* YOUR GOAL
Work through the material below and count the lines holding the word "Hash"; give that count and nothing more.

___ AVAILABLE RECORDS

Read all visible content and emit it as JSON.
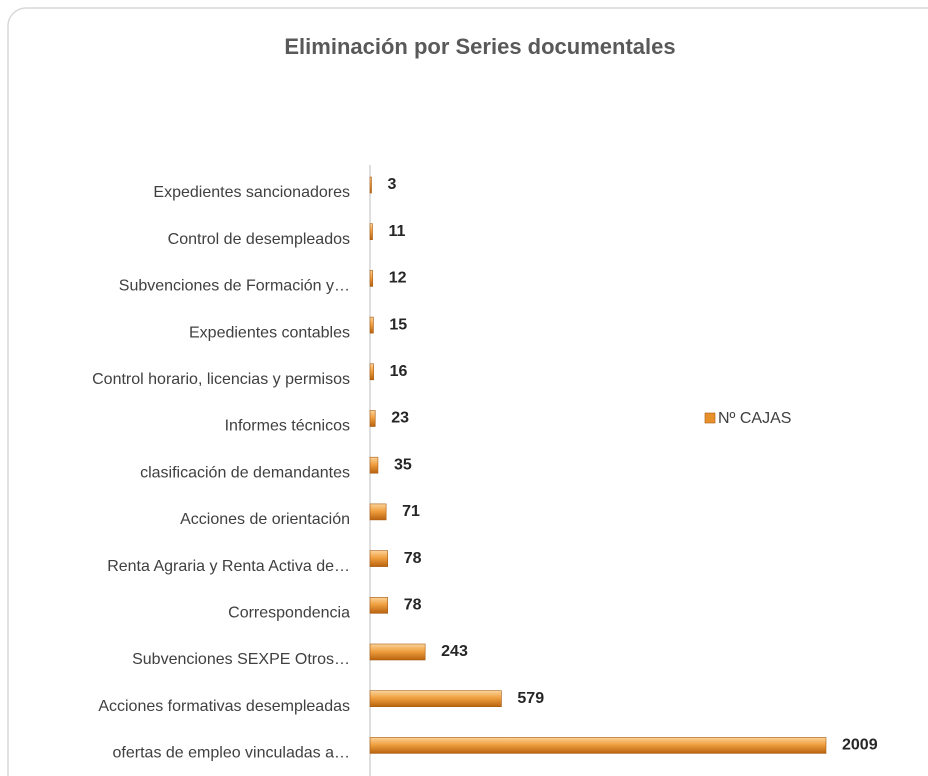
{
  "chart_data": {
    "type": "bar",
    "orientation": "horizontal",
    "title": "Eliminación por Series documentales",
    "categories": [
      "Expedientes sancionadores",
      "Control de desempleados",
      "Subvenciones de Formación y…",
      "Expedientes contables",
      "Control horario, licencias y permisos",
      "Informes técnicos",
      "clasificación de demandantes",
      "Acciones de orientación",
      "Renta Agraria y Renta Activa de…",
      "Correspondencia",
      "Subvenciones SEXPE Otros…",
      "Acciones formativas desempleadas",
      "ofertas de empleo vinculadas a…"
    ],
    "series": [
      {
        "name": "Nº CAJAS",
        "color": "#e8902a",
        "values": [
          3,
          11,
          12,
          15,
          16,
          23,
          35,
          71,
          78,
          78,
          243,
          579,
          2009
        ]
      }
    ],
    "legend": "right"
  }
}
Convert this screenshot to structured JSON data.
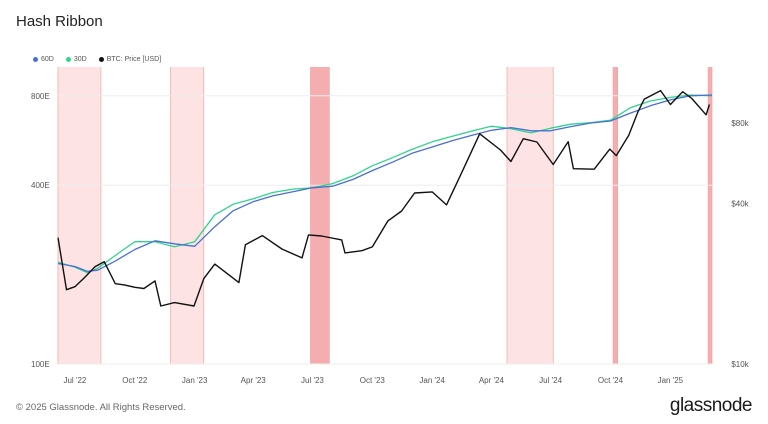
{
  "title": "Hash Ribbon",
  "footer": {
    "copyright": "© 2025 Glassnode. All Rights Reserved.",
    "brand": "glassnode"
  },
  "colors": {
    "ma60": "#4a6fd4",
    "ma30": "#2fd48e",
    "price": "#111111",
    "capitulation": "#fde3e3",
    "capitulation_strong": "#f5aeb0",
    "capitulation_edge": "#f3a3a3",
    "grid": "#eeeeee"
  },
  "chart_data": {
    "type": "line",
    "title": "Hash Ribbon",
    "legend": [
      "60D",
      "30D",
      "BTC: Price [USD]"
    ],
    "legend_placement": "top-left",
    "grid": true,
    "x_range": [
      "2022-06-05",
      "2025-03-06"
    ],
    "x_ticks": [
      {
        "date": "2022-07-01",
        "label": "Jul '22"
      },
      {
        "date": "2022-10-01",
        "label": "Oct '22"
      },
      {
        "date": "2023-01-01",
        "label": "Jan '23"
      },
      {
        "date": "2023-04-01",
        "label": "Apr '23"
      },
      {
        "date": "2023-07-01",
        "label": "Jul '23"
      },
      {
        "date": "2023-10-01",
        "label": "Oct '23"
      },
      {
        "date": "2024-01-01",
        "label": "Jan '24"
      },
      {
        "date": "2024-04-01",
        "label": "Apr '24"
      },
      {
        "date": "2024-07-01",
        "label": "Jul '24"
      },
      {
        "date": "2024-10-01",
        "label": "Oct '24"
      },
      {
        "date": "2025-01-01",
        "label": "Jan '25"
      }
    ],
    "y_left": {
      "scale": "log",
      "unit": "EH/s",
      "range": [
        100,
        1000
      ],
      "ticks": [
        {
          "value": 100,
          "label": "100E"
        },
        {
          "value": 400,
          "label": "400E"
        },
        {
          "value": 800,
          "label": "800E"
        }
      ]
    },
    "y_right": {
      "scale": "log",
      "unit": "USD",
      "range": [
        10000,
        130000
      ],
      "ticks": [
        {
          "value": 10000,
          "label": "$10k"
        },
        {
          "value": 40000,
          "label": "$40k"
        },
        {
          "value": 80000,
          "label": "$80k"
        }
      ]
    },
    "capitulation_periods": [
      {
        "start": "2022-06-05",
        "end": "2022-08-10",
        "intensity": "light"
      },
      {
        "start": "2022-11-25",
        "end": "2023-01-15",
        "intensity": "light"
      },
      {
        "start": "2023-06-28",
        "end": "2023-07-27",
        "intensity": "strong"
      },
      {
        "start": "2024-04-25",
        "end": "2024-07-05",
        "intensity": "light"
      },
      {
        "start": "2024-10-05",
        "end": "2024-10-12",
        "intensity": "strong"
      },
      {
        "start": "2025-02-28",
        "end": "2025-03-06",
        "intensity": "strong"
      }
    ],
    "series": [
      {
        "name": "60D",
        "axis": "left",
        "points": [
          [
            "2022-06-05",
            218
          ],
          [
            "2022-07-01",
            213
          ],
          [
            "2022-07-20",
            205
          ],
          [
            "2022-08-05",
            207
          ],
          [
            "2022-09-01",
            222
          ],
          [
            "2022-10-01",
            243
          ],
          [
            "2022-11-01",
            260
          ],
          [
            "2022-12-01",
            254
          ],
          [
            "2023-01-01",
            249
          ],
          [
            "2023-02-01",
            290
          ],
          [
            "2023-03-01",
            328
          ],
          [
            "2023-04-01",
            352
          ],
          [
            "2023-05-01",
            368
          ],
          [
            "2023-06-01",
            380
          ],
          [
            "2023-07-01",
            392
          ],
          [
            "2023-08-01",
            397
          ],
          [
            "2023-09-01",
            418
          ],
          [
            "2023-10-01",
            448
          ],
          [
            "2023-11-01",
            478
          ],
          [
            "2023-12-01",
            512
          ],
          [
            "2024-01-01",
            538
          ],
          [
            "2024-02-01",
            565
          ],
          [
            "2024-03-01",
            588
          ],
          [
            "2024-04-01",
            612
          ],
          [
            "2024-05-01",
            625
          ],
          [
            "2024-06-01",
            610
          ],
          [
            "2024-07-01",
            610
          ],
          [
            "2024-08-01",
            630
          ],
          [
            "2024-09-01",
            648
          ],
          [
            "2024-10-01",
            658
          ],
          [
            "2024-11-01",
            700
          ],
          [
            "2024-12-01",
            740
          ],
          [
            "2025-01-01",
            775
          ],
          [
            "2025-02-01",
            800
          ],
          [
            "2025-03-06",
            805
          ]
        ]
      },
      {
        "name": "30D",
        "axis": "left",
        "points": [
          [
            "2022-06-05",
            220
          ],
          [
            "2022-07-01",
            212
          ],
          [
            "2022-07-20",
            203
          ],
          [
            "2022-08-05",
            210
          ],
          [
            "2022-09-01",
            232
          ],
          [
            "2022-10-01",
            258
          ],
          [
            "2022-11-01",
            258
          ],
          [
            "2022-12-01",
            248
          ],
          [
            "2023-01-01",
            258
          ],
          [
            "2023-02-01",
            318
          ],
          [
            "2023-03-01",
            345
          ],
          [
            "2023-04-01",
            360
          ],
          [
            "2023-05-01",
            378
          ],
          [
            "2023-06-01",
            388
          ],
          [
            "2023-07-01",
            392
          ],
          [
            "2023-08-01",
            405
          ],
          [
            "2023-09-01",
            430
          ],
          [
            "2023-10-01",
            465
          ],
          [
            "2023-11-01",
            495
          ],
          [
            "2023-12-01",
            528
          ],
          [
            "2024-01-01",
            560
          ],
          [
            "2024-02-01",
            585
          ],
          [
            "2024-03-01",
            608
          ],
          [
            "2024-04-01",
            632
          ],
          [
            "2024-05-01",
            620
          ],
          [
            "2024-06-01",
            600
          ],
          [
            "2024-07-01",
            622
          ],
          [
            "2024-08-01",
            642
          ],
          [
            "2024-09-01",
            650
          ],
          [
            "2024-10-01",
            662
          ],
          [
            "2024-11-01",
            730
          ],
          [
            "2024-12-01",
            768
          ],
          [
            "2025-01-01",
            790
          ],
          [
            "2025-02-01",
            805
          ],
          [
            "2025-03-06",
            800
          ]
        ]
      },
      {
        "name": "BTC: Price [USD]",
        "axis": "right",
        "points": [
          [
            "2022-06-05",
            29800
          ],
          [
            "2022-06-18",
            19000
          ],
          [
            "2022-07-01",
            19500
          ],
          [
            "2022-07-15",
            21000
          ],
          [
            "2022-08-01",
            23200
          ],
          [
            "2022-08-15",
            24200
          ],
          [
            "2022-09-01",
            20000
          ],
          [
            "2022-09-15",
            19800
          ],
          [
            "2022-10-01",
            19400
          ],
          [
            "2022-10-15",
            19200
          ],
          [
            "2022-11-01",
            20500
          ],
          [
            "2022-11-10",
            16500
          ],
          [
            "2022-12-01",
            17000
          ],
          [
            "2022-12-31",
            16500
          ],
          [
            "2023-01-15",
            20900
          ],
          [
            "2023-02-01",
            23700
          ],
          [
            "2023-03-10",
            20200
          ],
          [
            "2023-03-20",
            28000
          ],
          [
            "2023-04-15",
            30300
          ],
          [
            "2023-05-15",
            27000
          ],
          [
            "2023-06-15",
            25000
          ],
          [
            "2023-06-25",
            30500
          ],
          [
            "2023-07-15",
            30200
          ],
          [
            "2023-08-15",
            29200
          ],
          [
            "2023-08-20",
            26100
          ],
          [
            "2023-09-15",
            26600
          ],
          [
            "2023-10-01",
            27500
          ],
          [
            "2023-10-25",
            34400
          ],
          [
            "2023-11-15",
            37500
          ],
          [
            "2023-12-05",
            43800
          ],
          [
            "2024-01-01",
            44200
          ],
          [
            "2024-01-23",
            39500
          ],
          [
            "2024-02-15",
            52000
          ],
          [
            "2024-03-14",
            73000
          ],
          [
            "2024-04-15",
            63500
          ],
          [
            "2024-05-01",
            57500
          ],
          [
            "2024-05-20",
            70000
          ],
          [
            "2024-06-10",
            68000
          ],
          [
            "2024-07-05",
            56000
          ],
          [
            "2024-07-28",
            68200
          ],
          [
            "2024-08-05",
            54000
          ],
          [
            "2024-09-06",
            53800
          ],
          [
            "2024-09-30",
            64000
          ],
          [
            "2024-10-10",
            60500
          ],
          [
            "2024-10-29",
            72000
          ],
          [
            "2024-11-12",
            88000
          ],
          [
            "2024-11-22",
            98500
          ],
          [
            "2024-12-17",
            106000
          ],
          [
            "2025-01-01",
            94000
          ],
          [
            "2025-01-20",
            105000
          ],
          [
            "2025-02-03",
            99000
          ],
          [
            "2025-02-25",
            86000
          ],
          [
            "2025-03-02",
            94000
          ]
        ]
      }
    ]
  }
}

______

* ANSWER IN FULL
2